** start **

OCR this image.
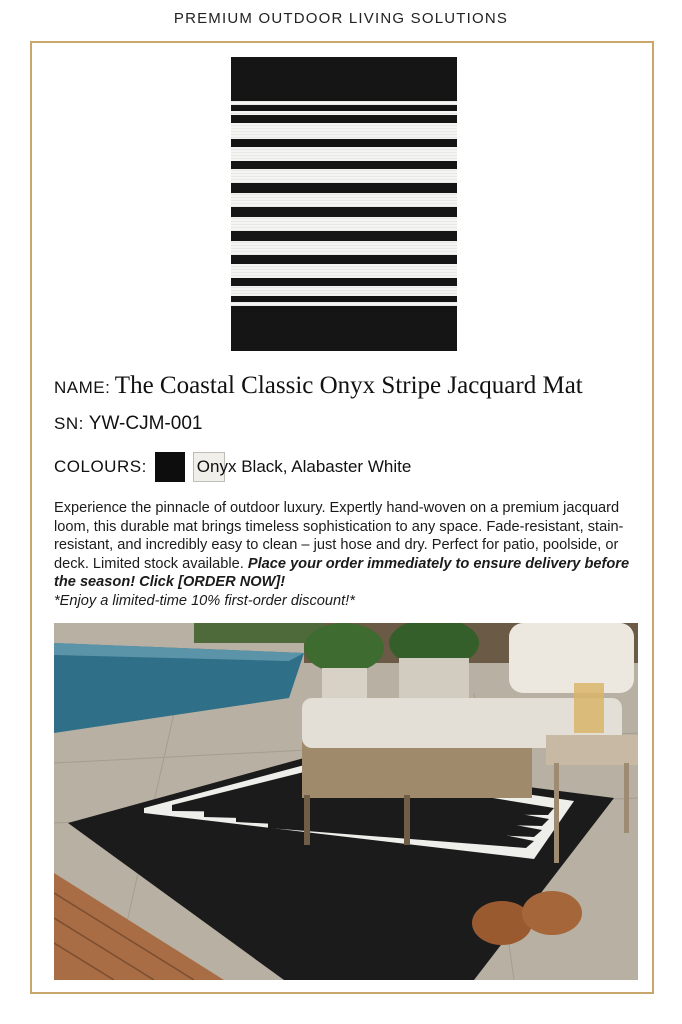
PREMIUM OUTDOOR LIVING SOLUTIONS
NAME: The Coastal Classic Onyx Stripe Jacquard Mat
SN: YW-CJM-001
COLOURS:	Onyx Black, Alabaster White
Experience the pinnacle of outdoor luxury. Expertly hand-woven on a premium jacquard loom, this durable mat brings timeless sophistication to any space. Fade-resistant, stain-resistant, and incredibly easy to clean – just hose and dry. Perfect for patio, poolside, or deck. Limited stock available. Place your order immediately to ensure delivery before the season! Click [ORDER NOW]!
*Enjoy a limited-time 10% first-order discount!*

** end **

(What you need to do):
All of the material above needs to be restated exactly, with no pictures.

(Finished answer):
OCR this image.
PREMIUM OUTDOOR LIVING SOLUTIONS
NAME: The Coastal Classic Onyx Stripe Jacquard Mat
SN: YW-CJM-001
COLOURS:	Onyx Black, Alabaster White
Experience the pinnacle of outdoor luxury. Expertly hand-woven on a premium jacquard loom, this durable mat brings timeless sophistication to any space. Fade-resistant, stain-resistant, and incredibly easy to clean – just hose and dry. Perfect for patio, poolside, or deck. Limited stock available. Place your order immediately to ensure delivery before the season! Click [ORDER NOW]!
*Enjoy a limited-time 10% first-order discount!*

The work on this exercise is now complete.